Excerpts from a figure dataset:
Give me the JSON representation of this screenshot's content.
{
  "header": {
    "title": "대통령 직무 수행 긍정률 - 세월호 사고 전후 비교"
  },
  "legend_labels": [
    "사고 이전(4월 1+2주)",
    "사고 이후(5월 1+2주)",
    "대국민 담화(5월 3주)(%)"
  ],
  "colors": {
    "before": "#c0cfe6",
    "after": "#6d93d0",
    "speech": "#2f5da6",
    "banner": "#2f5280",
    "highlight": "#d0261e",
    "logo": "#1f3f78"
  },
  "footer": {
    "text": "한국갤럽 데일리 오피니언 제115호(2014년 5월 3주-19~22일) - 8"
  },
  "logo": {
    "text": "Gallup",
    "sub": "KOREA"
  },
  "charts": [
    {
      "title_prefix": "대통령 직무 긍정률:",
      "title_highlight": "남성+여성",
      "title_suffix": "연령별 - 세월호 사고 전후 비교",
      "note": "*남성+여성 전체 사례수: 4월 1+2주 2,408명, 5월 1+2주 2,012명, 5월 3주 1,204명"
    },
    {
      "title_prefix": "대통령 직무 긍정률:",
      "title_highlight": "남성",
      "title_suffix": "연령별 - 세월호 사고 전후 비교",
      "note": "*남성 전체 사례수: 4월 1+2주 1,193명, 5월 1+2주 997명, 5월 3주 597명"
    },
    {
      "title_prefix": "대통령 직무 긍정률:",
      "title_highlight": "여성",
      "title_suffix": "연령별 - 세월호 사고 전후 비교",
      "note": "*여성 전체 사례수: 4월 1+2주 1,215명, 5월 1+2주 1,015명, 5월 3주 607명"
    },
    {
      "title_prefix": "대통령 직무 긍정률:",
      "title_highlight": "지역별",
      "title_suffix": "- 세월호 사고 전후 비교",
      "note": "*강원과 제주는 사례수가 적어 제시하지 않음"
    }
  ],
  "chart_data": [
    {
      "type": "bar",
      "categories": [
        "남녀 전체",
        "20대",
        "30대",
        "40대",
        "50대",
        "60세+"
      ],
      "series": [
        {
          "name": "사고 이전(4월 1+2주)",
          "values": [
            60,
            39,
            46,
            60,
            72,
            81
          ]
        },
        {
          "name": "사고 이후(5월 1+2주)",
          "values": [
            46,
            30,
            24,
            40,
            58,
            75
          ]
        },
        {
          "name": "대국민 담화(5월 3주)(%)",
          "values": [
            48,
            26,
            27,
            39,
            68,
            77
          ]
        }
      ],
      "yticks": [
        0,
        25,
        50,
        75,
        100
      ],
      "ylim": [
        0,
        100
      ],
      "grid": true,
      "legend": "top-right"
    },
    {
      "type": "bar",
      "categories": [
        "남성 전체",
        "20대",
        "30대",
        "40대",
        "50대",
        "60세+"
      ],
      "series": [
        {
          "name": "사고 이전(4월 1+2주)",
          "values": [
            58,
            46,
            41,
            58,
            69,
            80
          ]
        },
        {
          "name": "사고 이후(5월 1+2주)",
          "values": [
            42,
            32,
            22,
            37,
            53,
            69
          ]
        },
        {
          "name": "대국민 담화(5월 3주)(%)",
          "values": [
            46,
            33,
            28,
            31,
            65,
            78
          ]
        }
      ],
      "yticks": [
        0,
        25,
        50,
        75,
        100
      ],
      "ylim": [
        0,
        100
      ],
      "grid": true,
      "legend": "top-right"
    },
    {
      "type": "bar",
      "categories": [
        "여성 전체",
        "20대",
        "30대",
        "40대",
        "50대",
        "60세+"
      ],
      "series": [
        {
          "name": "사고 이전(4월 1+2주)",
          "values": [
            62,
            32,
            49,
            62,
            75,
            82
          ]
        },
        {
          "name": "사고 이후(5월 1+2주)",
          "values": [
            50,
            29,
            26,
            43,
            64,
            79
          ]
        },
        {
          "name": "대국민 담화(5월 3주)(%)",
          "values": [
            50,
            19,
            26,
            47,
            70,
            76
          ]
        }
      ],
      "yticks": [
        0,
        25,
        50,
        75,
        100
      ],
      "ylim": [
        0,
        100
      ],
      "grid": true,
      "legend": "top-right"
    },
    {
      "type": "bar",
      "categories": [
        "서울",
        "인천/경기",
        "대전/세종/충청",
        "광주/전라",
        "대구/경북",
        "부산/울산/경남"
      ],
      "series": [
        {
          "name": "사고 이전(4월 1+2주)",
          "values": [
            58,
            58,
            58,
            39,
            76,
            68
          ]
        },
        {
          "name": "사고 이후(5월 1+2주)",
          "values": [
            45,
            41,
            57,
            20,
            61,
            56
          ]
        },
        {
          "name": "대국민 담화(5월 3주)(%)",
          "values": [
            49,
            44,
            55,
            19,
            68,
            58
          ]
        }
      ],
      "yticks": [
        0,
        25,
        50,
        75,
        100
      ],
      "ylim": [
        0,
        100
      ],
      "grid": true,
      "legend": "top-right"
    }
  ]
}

■ Written task
Quote the entire listing above exactly.

■ Answer to this task
Give me the JSON representation of this screenshot's content.
{
  "header": {
    "title": "대통령 직무 수행 긍정률 - 세월호 사고 전후 비교"
  },
  "legend_labels": [
    "사고 이전(4월 1+2주)",
    "사고 이후(5월 1+2주)",
    "대국민 담화(5월 3주)(%)"
  ],
  "colors": {
    "before": "#c0cfe6",
    "after": "#6d93d0",
    "speech": "#2f5da6",
    "banner": "#2f5280",
    "highlight": "#d0261e",
    "logo": "#1f3f78"
  },
  "footer": {
    "text": "한국갤럽 데일리 오피니언 제115호(2014년 5월 3주-19~22일) - 8"
  },
  "logo": {
    "text": "Gallup",
    "sub": "KOREA"
  },
  "charts": [
    {
      "title_prefix": "대통령 직무 긍정률:",
      "title_highlight": "남성+여성",
      "title_suffix": "연령별 - 세월호 사고 전후 비교",
      "note": "*남성+여성 전체 사례수: 4월 1+2주 2,408명, 5월 1+2주 2,012명, 5월 3주 1,204명"
    },
    {
      "title_prefix": "대통령 직무 긍정률:",
      "title_highlight": "남성",
      "title_suffix": "연령별 - 세월호 사고 전후 비교",
      "note": "*남성 전체 사례수: 4월 1+2주 1,193명, 5월 1+2주 997명, 5월 3주 597명"
    },
    {
      "title_prefix": "대통령 직무 긍정률:",
      "title_highlight": "여성",
      "title_suffix": "연령별 - 세월호 사고 전후 비교",
      "note": "*여성 전체 사례수: 4월 1+2주 1,215명, 5월 1+2주 1,015명, 5월 3주 607명"
    },
    {
      "title_prefix": "대통령 직무 긍정률:",
      "title_highlight": "지역별",
      "title_suffix": "- 세월호 사고 전후 비교",
      "note": "*강원과 제주는 사례수가 적어 제시하지 않음"
    }
  ],
  "chart_data": [
    {
      "type": "bar",
      "categories": [
        "남녀 전체",
        "20대",
        "30대",
        "40대",
        "50대",
        "60세+"
      ],
      "series": [
        {
          "name": "사고 이전(4월 1+2주)",
          "values": [
            60,
            39,
            46,
            60,
            72,
            81
          ]
        },
        {
          "name": "사고 이후(5월 1+2주)",
          "values": [
            46,
            30,
            24,
            40,
            58,
            75
          ]
        },
        {
          "name": "대국민 담화(5월 3주)(%)",
          "values": [
            48,
            26,
            27,
            39,
            68,
            77
          ]
        }
      ],
      "yticks": [
        0,
        25,
        50,
        75,
        100
      ],
      "ylim": [
        0,
        100
      ],
      "grid": true,
      "legend": "top-right"
    },
    {
      "type": "bar",
      "categories": [
        "남성 전체",
        "20대",
        "30대",
        "40대",
        "50대",
        "60세+"
      ],
      "series": [
        {
          "name": "사고 이전(4월 1+2주)",
          "values": [
            58,
            46,
            41,
            58,
            69,
            80
          ]
        },
        {
          "name": "사고 이후(5월 1+2주)",
          "values": [
            42,
            32,
            22,
            37,
            53,
            69
          ]
        },
        {
          "name": "대국민 담화(5월 3주)(%)",
          "values": [
            46,
            33,
            28,
            31,
            65,
            78
          ]
        }
      ],
      "yticks": [
        0,
        25,
        50,
        75,
        100
      ],
      "ylim": [
        0,
        100
      ],
      "grid": true,
      "legend": "top-right"
    },
    {
      "type": "bar",
      "categories": [
        "여성 전체",
        "20대",
        "30대",
        "40대",
        "50대",
        "60세+"
      ],
      "series": [
        {
          "name": "사고 이전(4월 1+2주)",
          "values": [
            62,
            32,
            49,
            62,
            75,
            82
          ]
        },
        {
          "name": "사고 이후(5월 1+2주)",
          "values": [
            50,
            29,
            26,
            43,
            64,
            79
          ]
        },
        {
          "name": "대국민 담화(5월 3주)(%)",
          "values": [
            50,
            19,
            26,
            47,
            70,
            76
          ]
        }
      ],
      "yticks": [
        0,
        25,
        50,
        75,
        100
      ],
      "ylim": [
        0,
        100
      ],
      "grid": true,
      "legend": "top-right"
    },
    {
      "type": "bar",
      "categories": [
        "서울",
        "인천/경기",
        "대전/세종/충청",
        "광주/전라",
        "대구/경북",
        "부산/울산/경남"
      ],
      "series": [
        {
          "name": "사고 이전(4월 1+2주)",
          "values": [
            58,
            58,
            58,
            39,
            76,
            68
          ]
        },
        {
          "name": "사고 이후(5월 1+2주)",
          "values": [
            45,
            41,
            57,
            20,
            61,
            56
          ]
        },
        {
          "name": "대국민 담화(5월 3주)(%)",
          "values": [
            49,
            44,
            55,
            19,
            68,
            58
          ]
        }
      ],
      "yticks": [
        0,
        25,
        50,
        75,
        100
      ],
      "ylim": [
        0,
        100
      ],
      "grid": true,
      "legend": "top-right"
    }
  ]
}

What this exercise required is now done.